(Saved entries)
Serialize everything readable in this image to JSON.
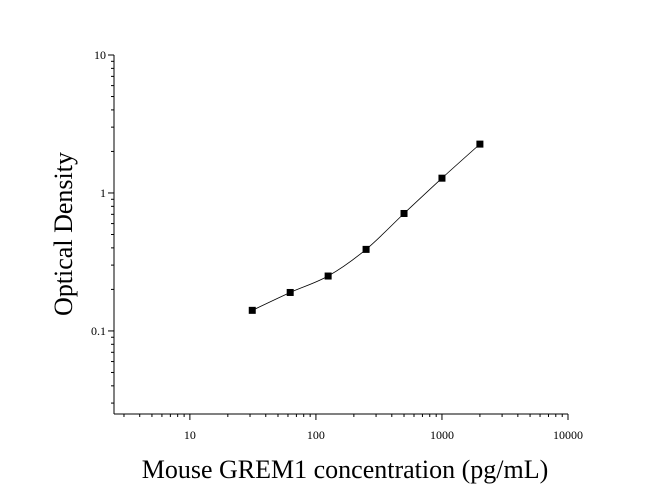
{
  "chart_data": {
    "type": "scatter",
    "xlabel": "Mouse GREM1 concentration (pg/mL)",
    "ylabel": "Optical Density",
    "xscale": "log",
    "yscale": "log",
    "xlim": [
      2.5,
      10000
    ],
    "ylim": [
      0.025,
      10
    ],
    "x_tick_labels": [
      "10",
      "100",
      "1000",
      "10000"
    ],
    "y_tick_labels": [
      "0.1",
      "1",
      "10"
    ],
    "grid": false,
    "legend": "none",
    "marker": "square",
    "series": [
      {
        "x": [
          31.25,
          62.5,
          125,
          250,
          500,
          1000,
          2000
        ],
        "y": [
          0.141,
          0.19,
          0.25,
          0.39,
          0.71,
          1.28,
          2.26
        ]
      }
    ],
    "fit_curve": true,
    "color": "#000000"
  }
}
---
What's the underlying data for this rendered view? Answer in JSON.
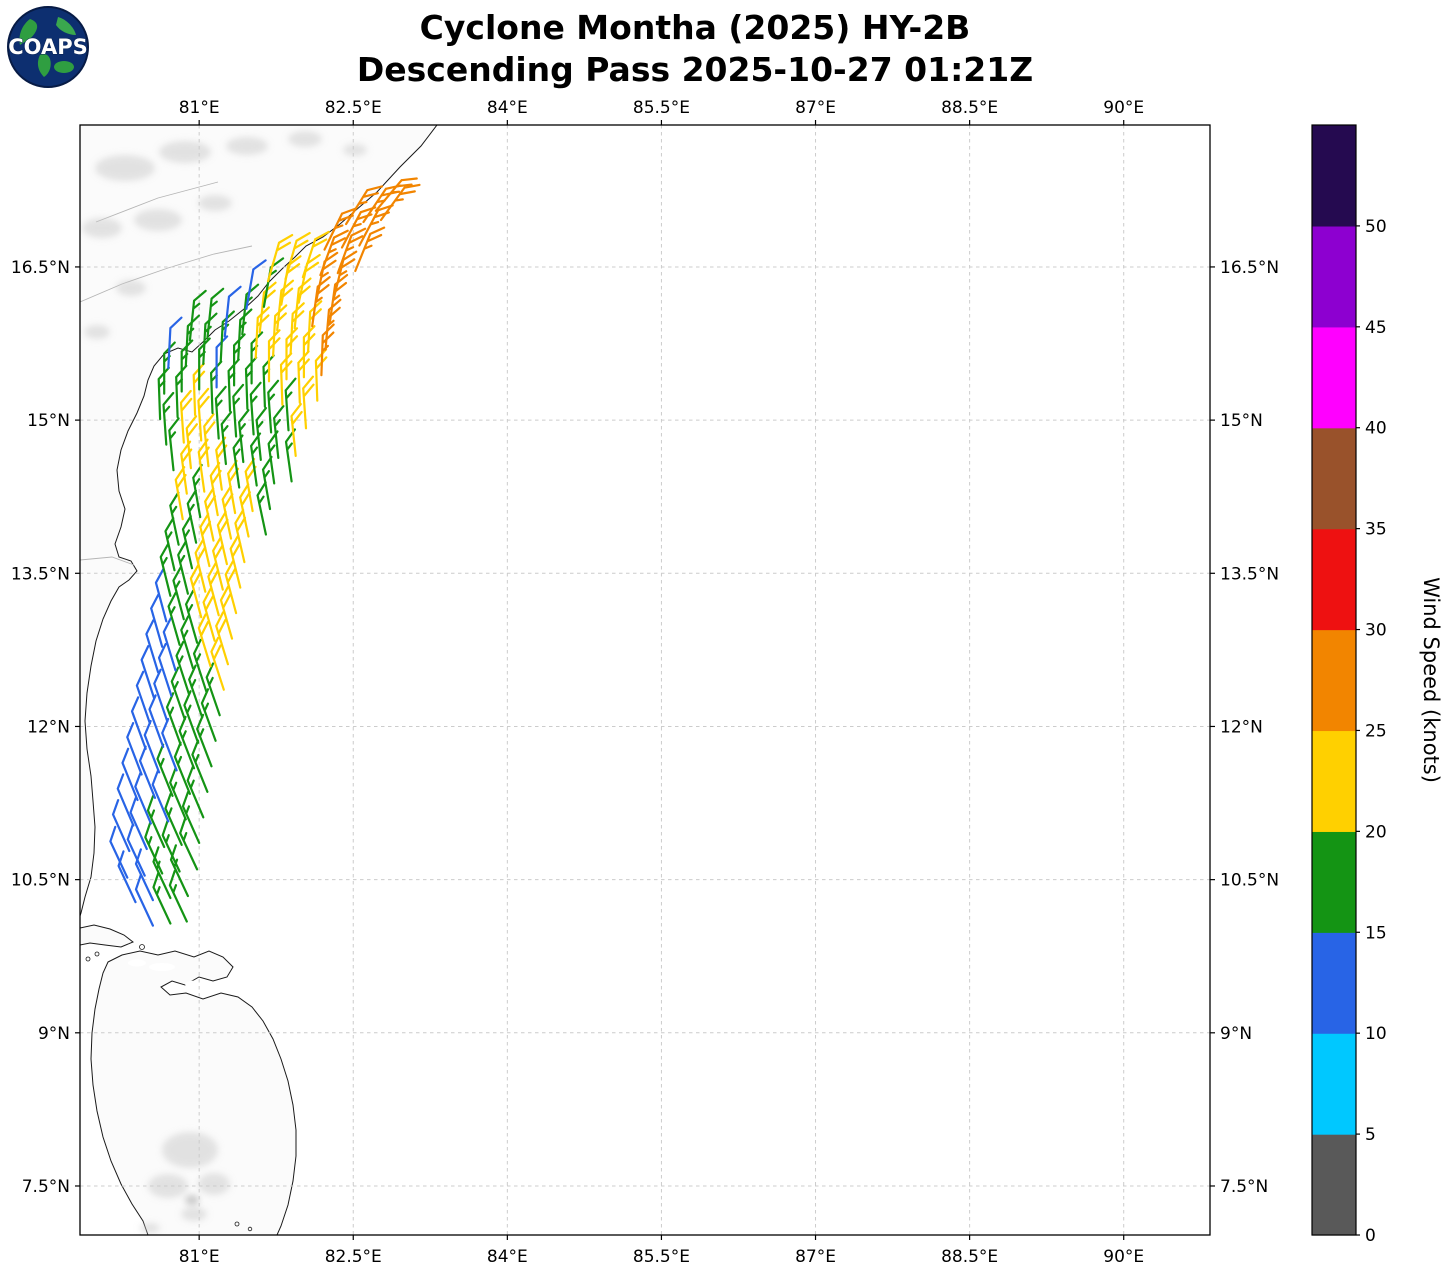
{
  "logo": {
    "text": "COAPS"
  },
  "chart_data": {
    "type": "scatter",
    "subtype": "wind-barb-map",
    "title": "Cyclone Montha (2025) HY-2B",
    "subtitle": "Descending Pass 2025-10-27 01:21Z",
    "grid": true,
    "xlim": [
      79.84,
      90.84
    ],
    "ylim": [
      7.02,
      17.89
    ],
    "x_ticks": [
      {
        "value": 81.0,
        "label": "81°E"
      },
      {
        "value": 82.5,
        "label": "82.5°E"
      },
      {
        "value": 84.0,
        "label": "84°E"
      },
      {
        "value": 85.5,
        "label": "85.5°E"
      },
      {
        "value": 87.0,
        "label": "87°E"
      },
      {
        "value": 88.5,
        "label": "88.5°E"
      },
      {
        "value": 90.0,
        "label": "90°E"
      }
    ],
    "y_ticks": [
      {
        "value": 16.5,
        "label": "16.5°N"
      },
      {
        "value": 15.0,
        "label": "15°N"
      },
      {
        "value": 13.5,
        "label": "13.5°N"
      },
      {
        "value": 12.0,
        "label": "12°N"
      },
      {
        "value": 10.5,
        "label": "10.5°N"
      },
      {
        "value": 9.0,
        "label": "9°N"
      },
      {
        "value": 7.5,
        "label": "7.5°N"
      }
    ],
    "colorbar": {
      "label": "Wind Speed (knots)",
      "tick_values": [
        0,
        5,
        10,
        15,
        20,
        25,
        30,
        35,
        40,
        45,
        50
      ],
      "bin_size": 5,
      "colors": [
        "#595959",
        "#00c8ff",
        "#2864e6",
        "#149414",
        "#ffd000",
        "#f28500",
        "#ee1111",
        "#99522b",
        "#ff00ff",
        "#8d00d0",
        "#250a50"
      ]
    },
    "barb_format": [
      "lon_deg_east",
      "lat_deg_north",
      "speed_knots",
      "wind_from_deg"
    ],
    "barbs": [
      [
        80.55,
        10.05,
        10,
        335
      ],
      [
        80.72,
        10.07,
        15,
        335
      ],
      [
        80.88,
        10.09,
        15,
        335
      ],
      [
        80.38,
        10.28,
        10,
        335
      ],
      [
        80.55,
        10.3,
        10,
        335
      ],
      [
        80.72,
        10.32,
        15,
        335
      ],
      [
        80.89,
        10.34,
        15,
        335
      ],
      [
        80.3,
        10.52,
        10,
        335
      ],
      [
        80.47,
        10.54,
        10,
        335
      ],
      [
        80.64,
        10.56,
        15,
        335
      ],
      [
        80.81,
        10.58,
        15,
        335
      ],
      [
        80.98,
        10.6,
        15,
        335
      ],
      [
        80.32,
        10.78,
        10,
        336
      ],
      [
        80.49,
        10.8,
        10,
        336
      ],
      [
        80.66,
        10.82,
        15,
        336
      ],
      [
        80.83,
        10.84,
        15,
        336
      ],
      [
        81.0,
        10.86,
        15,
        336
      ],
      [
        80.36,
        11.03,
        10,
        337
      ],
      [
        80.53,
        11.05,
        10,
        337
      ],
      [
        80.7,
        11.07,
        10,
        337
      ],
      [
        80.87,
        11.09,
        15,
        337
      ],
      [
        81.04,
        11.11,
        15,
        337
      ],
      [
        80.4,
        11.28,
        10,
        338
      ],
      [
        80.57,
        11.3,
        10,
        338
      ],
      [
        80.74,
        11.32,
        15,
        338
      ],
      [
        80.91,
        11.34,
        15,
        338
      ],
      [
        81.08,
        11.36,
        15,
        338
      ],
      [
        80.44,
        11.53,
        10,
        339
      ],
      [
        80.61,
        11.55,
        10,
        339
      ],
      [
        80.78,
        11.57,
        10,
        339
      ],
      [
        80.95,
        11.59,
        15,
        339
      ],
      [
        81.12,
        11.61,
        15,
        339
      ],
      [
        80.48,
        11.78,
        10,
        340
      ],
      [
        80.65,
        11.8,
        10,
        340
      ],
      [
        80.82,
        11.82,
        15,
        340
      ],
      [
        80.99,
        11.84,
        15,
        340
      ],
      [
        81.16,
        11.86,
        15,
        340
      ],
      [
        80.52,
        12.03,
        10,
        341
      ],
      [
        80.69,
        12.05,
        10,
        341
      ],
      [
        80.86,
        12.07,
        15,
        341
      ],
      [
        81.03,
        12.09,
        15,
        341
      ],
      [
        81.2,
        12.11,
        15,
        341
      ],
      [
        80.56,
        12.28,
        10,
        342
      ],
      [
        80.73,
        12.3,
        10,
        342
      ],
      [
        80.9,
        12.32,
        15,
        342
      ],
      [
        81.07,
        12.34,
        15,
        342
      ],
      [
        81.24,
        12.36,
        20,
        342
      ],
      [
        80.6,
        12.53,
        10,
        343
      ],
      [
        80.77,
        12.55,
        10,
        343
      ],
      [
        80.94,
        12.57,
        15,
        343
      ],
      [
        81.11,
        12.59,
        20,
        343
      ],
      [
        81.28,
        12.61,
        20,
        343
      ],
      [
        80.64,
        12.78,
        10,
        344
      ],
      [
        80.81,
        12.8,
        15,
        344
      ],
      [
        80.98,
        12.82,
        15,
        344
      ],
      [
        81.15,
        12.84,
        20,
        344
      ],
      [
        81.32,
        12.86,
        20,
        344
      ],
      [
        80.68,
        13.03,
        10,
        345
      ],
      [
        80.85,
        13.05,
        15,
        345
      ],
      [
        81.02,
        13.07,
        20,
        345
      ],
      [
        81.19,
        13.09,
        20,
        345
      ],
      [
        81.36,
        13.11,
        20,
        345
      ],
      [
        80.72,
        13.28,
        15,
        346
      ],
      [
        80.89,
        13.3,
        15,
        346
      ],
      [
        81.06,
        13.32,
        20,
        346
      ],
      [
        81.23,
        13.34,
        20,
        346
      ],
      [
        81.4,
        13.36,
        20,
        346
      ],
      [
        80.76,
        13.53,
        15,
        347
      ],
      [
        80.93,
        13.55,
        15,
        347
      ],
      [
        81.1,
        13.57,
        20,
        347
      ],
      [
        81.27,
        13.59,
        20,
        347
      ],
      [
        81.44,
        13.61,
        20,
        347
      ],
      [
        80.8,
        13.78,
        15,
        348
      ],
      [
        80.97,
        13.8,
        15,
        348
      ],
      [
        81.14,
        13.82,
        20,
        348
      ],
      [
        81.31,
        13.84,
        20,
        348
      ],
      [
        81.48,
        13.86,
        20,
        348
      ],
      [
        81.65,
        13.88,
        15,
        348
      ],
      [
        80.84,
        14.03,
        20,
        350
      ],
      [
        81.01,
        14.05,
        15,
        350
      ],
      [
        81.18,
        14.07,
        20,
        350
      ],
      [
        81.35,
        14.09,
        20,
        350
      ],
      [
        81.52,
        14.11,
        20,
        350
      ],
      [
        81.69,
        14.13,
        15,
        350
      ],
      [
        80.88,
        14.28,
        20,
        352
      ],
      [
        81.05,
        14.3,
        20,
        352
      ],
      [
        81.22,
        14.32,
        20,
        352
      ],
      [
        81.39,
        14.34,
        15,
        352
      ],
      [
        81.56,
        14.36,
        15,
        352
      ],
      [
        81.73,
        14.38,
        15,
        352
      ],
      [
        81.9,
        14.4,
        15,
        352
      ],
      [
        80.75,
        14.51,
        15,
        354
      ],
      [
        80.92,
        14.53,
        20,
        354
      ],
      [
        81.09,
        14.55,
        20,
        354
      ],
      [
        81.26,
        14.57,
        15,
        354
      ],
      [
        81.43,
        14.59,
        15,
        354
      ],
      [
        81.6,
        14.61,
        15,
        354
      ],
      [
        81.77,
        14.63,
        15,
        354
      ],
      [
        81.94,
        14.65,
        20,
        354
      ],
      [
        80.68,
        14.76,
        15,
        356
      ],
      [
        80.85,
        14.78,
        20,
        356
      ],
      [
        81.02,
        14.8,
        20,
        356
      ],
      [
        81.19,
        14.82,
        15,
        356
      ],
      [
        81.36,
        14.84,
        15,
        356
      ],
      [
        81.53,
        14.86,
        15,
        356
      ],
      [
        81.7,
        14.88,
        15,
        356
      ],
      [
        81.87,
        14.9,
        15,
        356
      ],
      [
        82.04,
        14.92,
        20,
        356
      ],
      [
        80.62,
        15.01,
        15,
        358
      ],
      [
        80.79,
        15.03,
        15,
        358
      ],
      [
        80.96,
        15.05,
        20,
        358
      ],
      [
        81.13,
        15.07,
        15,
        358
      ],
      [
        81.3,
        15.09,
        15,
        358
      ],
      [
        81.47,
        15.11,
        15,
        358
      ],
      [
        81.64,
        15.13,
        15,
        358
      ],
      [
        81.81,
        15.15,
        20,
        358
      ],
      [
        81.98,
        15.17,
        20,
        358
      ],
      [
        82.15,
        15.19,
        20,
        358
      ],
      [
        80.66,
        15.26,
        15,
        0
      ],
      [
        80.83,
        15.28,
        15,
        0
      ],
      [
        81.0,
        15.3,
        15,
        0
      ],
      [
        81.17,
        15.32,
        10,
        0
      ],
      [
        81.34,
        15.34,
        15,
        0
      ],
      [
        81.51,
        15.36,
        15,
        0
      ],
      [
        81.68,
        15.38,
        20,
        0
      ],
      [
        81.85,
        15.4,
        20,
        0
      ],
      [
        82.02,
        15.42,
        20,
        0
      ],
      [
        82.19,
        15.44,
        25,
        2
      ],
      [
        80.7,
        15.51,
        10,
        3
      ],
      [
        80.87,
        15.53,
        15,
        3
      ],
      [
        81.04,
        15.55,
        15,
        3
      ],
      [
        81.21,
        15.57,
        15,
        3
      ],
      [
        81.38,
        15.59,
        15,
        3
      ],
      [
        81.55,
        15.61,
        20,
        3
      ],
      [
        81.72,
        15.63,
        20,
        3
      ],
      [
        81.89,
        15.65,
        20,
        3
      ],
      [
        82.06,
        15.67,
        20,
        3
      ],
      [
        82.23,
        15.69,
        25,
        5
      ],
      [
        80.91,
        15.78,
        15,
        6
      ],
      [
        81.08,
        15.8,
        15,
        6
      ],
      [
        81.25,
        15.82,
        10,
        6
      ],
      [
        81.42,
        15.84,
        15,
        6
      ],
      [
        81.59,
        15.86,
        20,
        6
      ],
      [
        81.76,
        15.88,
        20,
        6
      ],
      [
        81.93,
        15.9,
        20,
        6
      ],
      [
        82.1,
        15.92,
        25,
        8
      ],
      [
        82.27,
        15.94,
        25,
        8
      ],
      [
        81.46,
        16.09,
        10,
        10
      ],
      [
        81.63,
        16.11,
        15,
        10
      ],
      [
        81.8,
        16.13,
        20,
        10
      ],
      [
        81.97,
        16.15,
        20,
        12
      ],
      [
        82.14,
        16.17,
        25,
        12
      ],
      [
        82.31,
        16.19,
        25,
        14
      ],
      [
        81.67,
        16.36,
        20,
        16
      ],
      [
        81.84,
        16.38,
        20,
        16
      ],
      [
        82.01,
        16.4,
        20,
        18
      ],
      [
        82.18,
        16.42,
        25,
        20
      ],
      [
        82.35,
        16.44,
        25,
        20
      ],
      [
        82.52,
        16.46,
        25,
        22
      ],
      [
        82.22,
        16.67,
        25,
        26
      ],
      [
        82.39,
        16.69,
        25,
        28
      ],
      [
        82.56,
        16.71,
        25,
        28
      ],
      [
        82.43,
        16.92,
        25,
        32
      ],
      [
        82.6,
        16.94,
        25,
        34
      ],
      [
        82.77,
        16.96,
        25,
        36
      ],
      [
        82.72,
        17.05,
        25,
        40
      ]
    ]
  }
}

YOUR GOAL →
Find how many lines in the records contain the string "this", then give the number alone.

TASK RESPONSE →
2